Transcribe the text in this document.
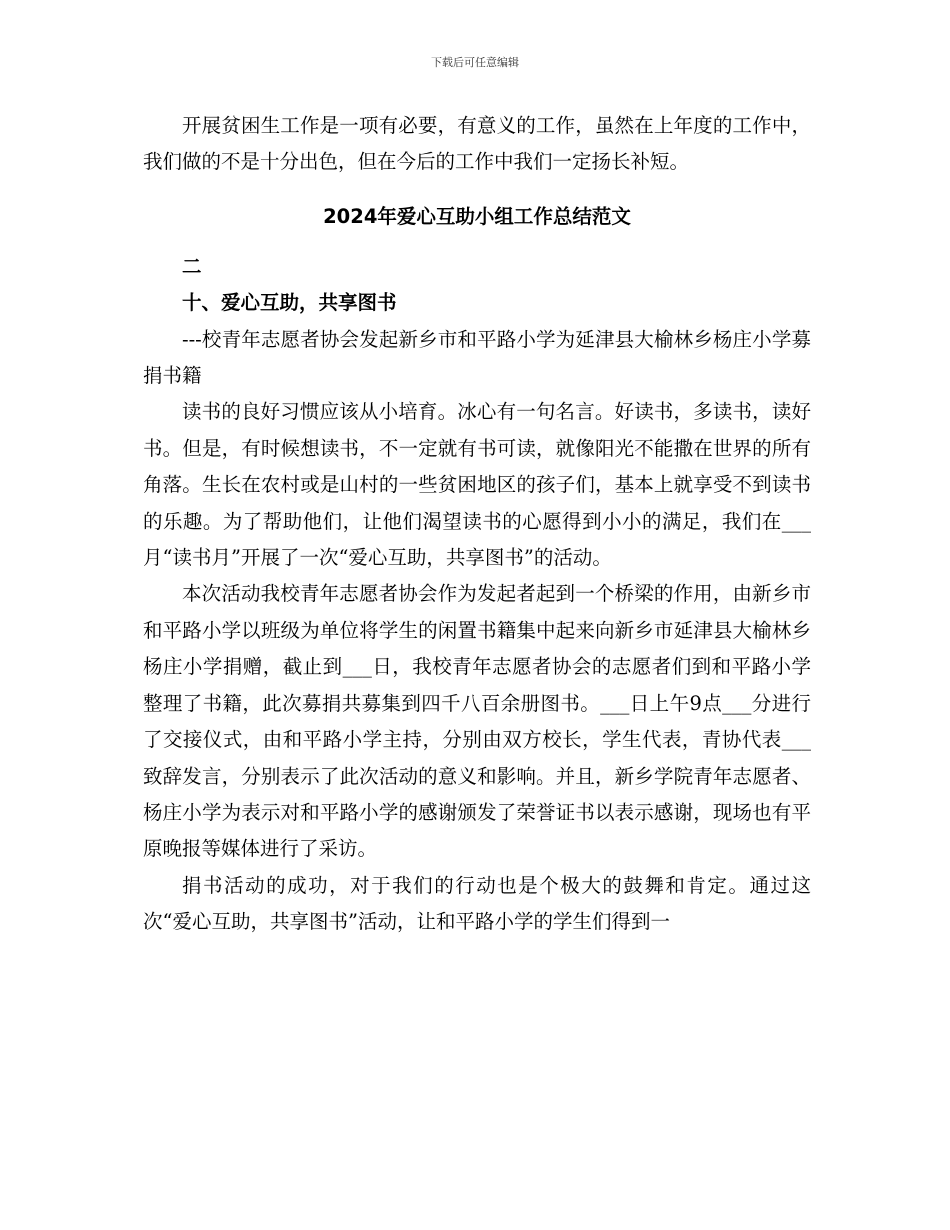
下载后可任意编辑

开展贫困生工作是一项有必要，有意义的工作，虽然在上年度的工作中，我们做的不是十分出色，但在今后的工作中我们一定扬长补短。

2024年爱心互助小组工作总结范文

二

十、爱心互助，共享图书

---校青年志愿者协会发起新乡市和平路小学为延津县大榆林乡杨庄小学募捐书籍

读书的良好习惯应该从小培育。冰心有一句名言。好读书，多读书，读好书。但是，有时候想读书，不一定就有书可读，就像阳光不能撒在世界的所有角落。生长在农村或是山村的一些贫困地区的孩子们，基本上就享受不到读书的乐趣。为了帮助他们，让他们渴望读书的心愿得到小小的满足，我们在___月“读书月”开展了一次“爱心互助，共享图书”的活动。

本次活动我校青年志愿者协会作为发起者起到一个桥梁的作用，由新乡市和平路小学以班级为单位将学生的闲置书籍集中起来向新乡市延津县大榆林乡杨庄小学捐赠，截止到___日，我校青年志愿者协会的志愿者们到和平路小学整理了书籍，此次募捐共募集到四千八百余册图书。___日上午9点___分进行了交接仪式，由和平路小学主持，分别由双方校长，学生代表，青协代表___致辞发言，分别表示了此次活动的意义和影响。并且，新乡学院青年志愿者、杨庄小学为表示对和平路小学的感谢颁发了荣誉证书以表示感谢，现场也有平原晚报等媒体进行了采访。

捐书活动的成功，对于我们的行动也是个极大的鼓舞和肯定。通过这次“爱心互助，共享图书”活动，让和平路小学的学生们得到一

** TASK STATEMENT **
The word "共享图书" appears in how many lines of the records? Give the number only.

** SOLUTION TO THIS TASK **
3